THE EXERCISE: Set down every entry again word for word, please, but skip the pictures.

··· MATERIAL

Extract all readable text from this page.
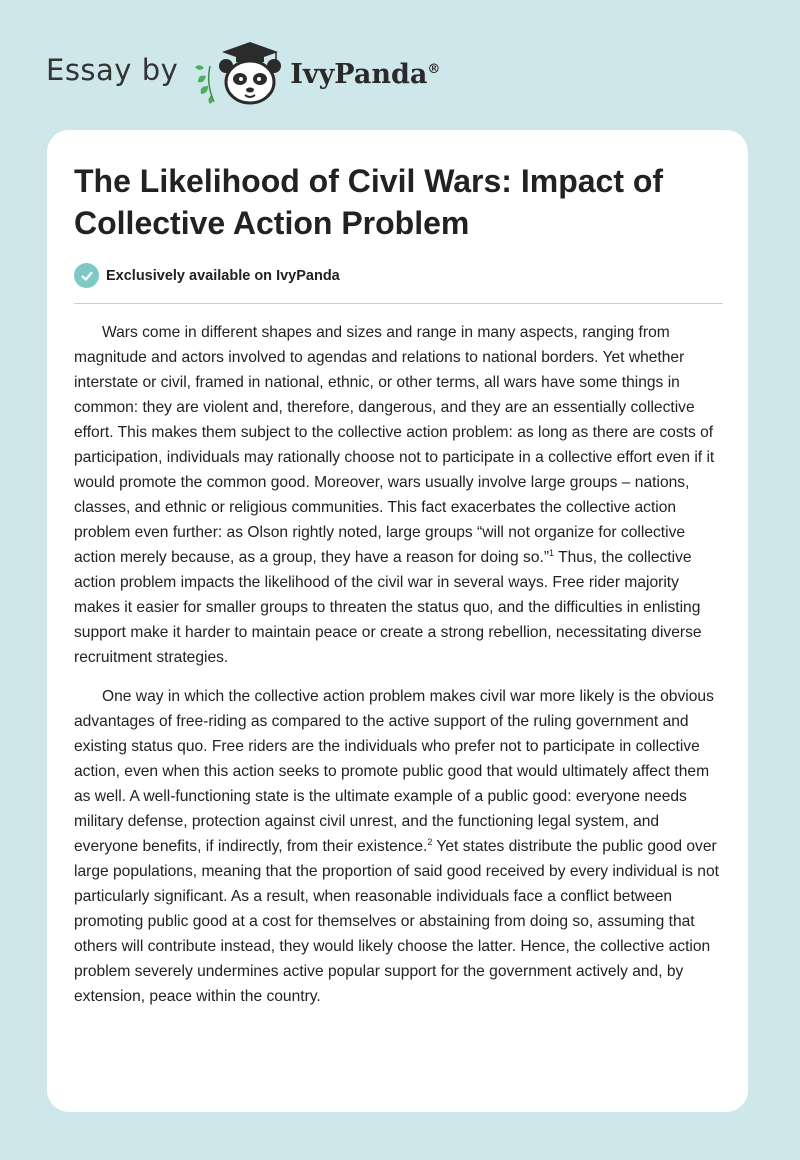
Essay by	IvyPanda®
The Likelihood of Civil Wars: Impact of Collective Action Problem
Exclusively available on IvyPanda

Wars come in different shapes and sizes and range in many aspects, ranging from magnitude and actors involved to agendas and relations to national borders. Yet whether interstate or civil, framed in national, ethnic, or other terms, all wars have some things in common: they are violent and, therefore, dangerous, and they are an essentially collective effort. This makes them subject to the collective action problem: as long as there are costs of participation, individuals may rationally choose not to participate in a collective effort even if it would promote the common good. Moreover, wars usually involve large groups – nations, classes, and ethnic or religious communities. This fact exacerbates the collective action problem even further: as Olson rightly noted, large groups “will not organize for collective action merely because, as a group, they have a reason for doing so.”$^1$ Thus, the collective action problem impacts the likelihood of the civil war in several ways. Free rider majority makes it easier for smaller groups to threaten the status quo, and the difficulties in enlisting support make it harder to maintain peace or create a strong rebellion, necessitating diverse recruitment strategies.

One way in which the collective action problem makes civil war more likely is the obvious advantages of free-riding as compared to the active support of the ruling government and existing status quo. Free riders are the individuals who prefer not to participate in collective action, even when this action seeks to promote public good that would ultimately affect them as well. A well-functioning state is the ultimate example of a public good: everyone needs military defense, protection against civil unrest, and the functioning legal system, and everyone benefits, if indirectly, from their existence.$^2$ Yet states distribute the public good over large populations, meaning that the proportion of said good received by every individual is not particularly significant. As a result, when reasonable individuals face a conflict between promoting public good at a cost for themselves or abstaining from doing so, assuming that others will contribute instead, they would likely choose the latter. Hence, the collective action problem severely undermines active popular support for the government actively and, by extension, peace within the country.
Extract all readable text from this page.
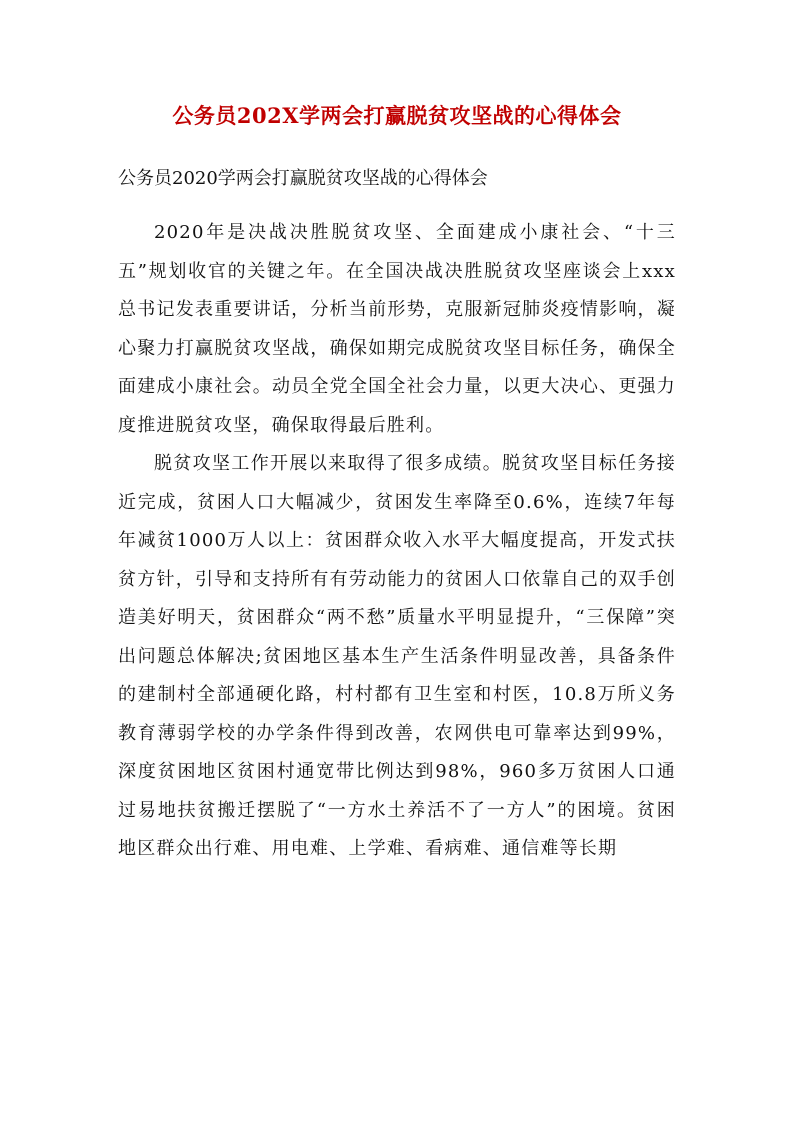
公务员202X学两会打赢脱贫攻坚战的心得体会

公务员2020学两会打赢脱贫攻坚战的心得体会

2020年是决战决胜脱贫攻坚、全面建成小康社会、“十三五”规划收官的关键之年。在全国决战决胜脱贫攻坚座谈会上xxx总书记发表重要讲话，分析当前形势，克服新冠肺炎疫情影响，凝心聚力打赢脱贫攻坚战，确保如期完成脱贫攻坚目标任务，确保全面建成小康社会。动员全党全国全社会力量，以更大决心、更强力度推进脱贫攻坚，确保取得最后胜利。

脱贫攻坚工作开展以来取得了很多成绩。脱贫攻坚目标任务接近完成，贫困人口大幅减少，贫困发生率降至0.6%，连续7年每年减贫1000万人以上：贫困群众收入水平大幅度提高，开发式扶贫方针，引导和支持所有有劳动能力的贫困人口依靠自己的双手创造美好明天，贫困群众“两不愁”质量水平明显提升，“三保障”突出问题总体解决;贫困地区基本生产生活条件明显改善，具备条件的建制村全部通硬化路，村村都有卫生室和村医，10.8万所义务教育薄弱学校的办学条件得到改善，农网供电可靠率达到99%，深度贫困地区贫困村通宽带比例达到98%，960多万贫困人口通过易地扶贫搬迁摆脱了“一方水土养活不了一方人”的困境。贫困地区群众出行难、用电难、上学难、看病难、通信难等长期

······

SOLUTION BELOW:
Extract all readable text from this page.
Essay by	IvyPanda®
The Likelihood of Civil Wars: Impact of Collective Action Problem
Exclusively available on IvyPanda

Wars come in different shapes and sizes and range in many aspects, ranging from magnitude and actors involved to agendas and relations to national borders. Yet whether interstate or civil, framed in national, ethnic, or other terms, all wars have some things in common: they are violent and, therefore, dangerous, and they are an essentially collective effort. This makes them subject to the collective action problem: as long as there are costs of participation, individuals may rationally choose not to participate in a collective effort even if it would promote the common good. Moreover, wars usually involve large groups – nations, classes, and ethnic or religious communities. This fact exacerbates the collective action problem even further: as Olson rightly noted, large groups “will not organize for collective action merely because, as a group, they have a reason for doing so.”$^1$ Thus, the collective action problem impacts the likelihood of the civil war in several ways. Free rider majority makes it easier for smaller groups to threaten the status quo, and the difficulties in enlisting support make it harder to maintain peace or create a strong rebellion, necessitating diverse recruitment strategies.

One way in which the collective action problem makes civil war more likely is the obvious advantages of free-riding as compared to the active support of the ruling government and existing status quo. Free riders are the individuals who prefer not to participate in collective action, even when this action seeks to promote public good that would ultimately affect them as well. A well-functioning state is the ultimate example of a public good: everyone needs military defense, protection against civil unrest, and the functioning legal system, and everyone benefits, if indirectly, from their existence.$^2$ Yet states distribute the public good over large populations, meaning that the proportion of said good received by every individual is not particularly significant. As a result, when reasonable individuals face a conflict between promoting public good at a cost for themselves or abstaining from doing so, assuming that others will contribute instead, they would likely choose the latter. Hence, the collective action problem severely undermines active popular support for the government actively and, by extension, peace within the country.
Extract all readable text from this page.
公务员202X学两会打赢脱贫攻坚战的心得体会

公务员2020学两会打赢脱贫攻坚战的心得体会

2020年是决战决胜脱贫攻坚、全面建成小康社会、“十三五”规划收官的关键之年。在全国决战决胜脱贫攻坚座谈会上xxx总书记发表重要讲话，分析当前形势，克服新冠肺炎疫情影响，凝心聚力打赢脱贫攻坚战，确保如期完成脱贫攻坚目标任务，确保全面建成小康社会。动员全党全国全社会力量，以更大决心、更强力度推进脱贫攻坚，确保取得最后胜利。

脱贫攻坚工作开展以来取得了很多成绩。脱贫攻坚目标任务接近完成，贫困人口大幅减少，贫困发生率降至0.6%，连续7年每年减贫1000万人以上：贫困群众收入水平大幅度提高，开发式扶贫方针，引导和支持所有有劳动能力的贫困人口依靠自己的双手创造美好明天，贫困群众“两不愁”质量水平明显提升，“三保障”突出问题总体解决;贫困地区基本生产生活条件明显改善，具备条件的建制村全部通硬化路，村村都有卫生室和村医，10.8万所义务教育薄弱学校的办学条件得到改善，农网供电可靠率达到99%，深度贫困地区贫困村通宽带比例达到98%，960多万贫困人口通过易地扶贫搬迁摆脱了“一方水土养活不了一方人”的困境。贫困地区群众出行难、用电难、上学难、看病难、通信难等长期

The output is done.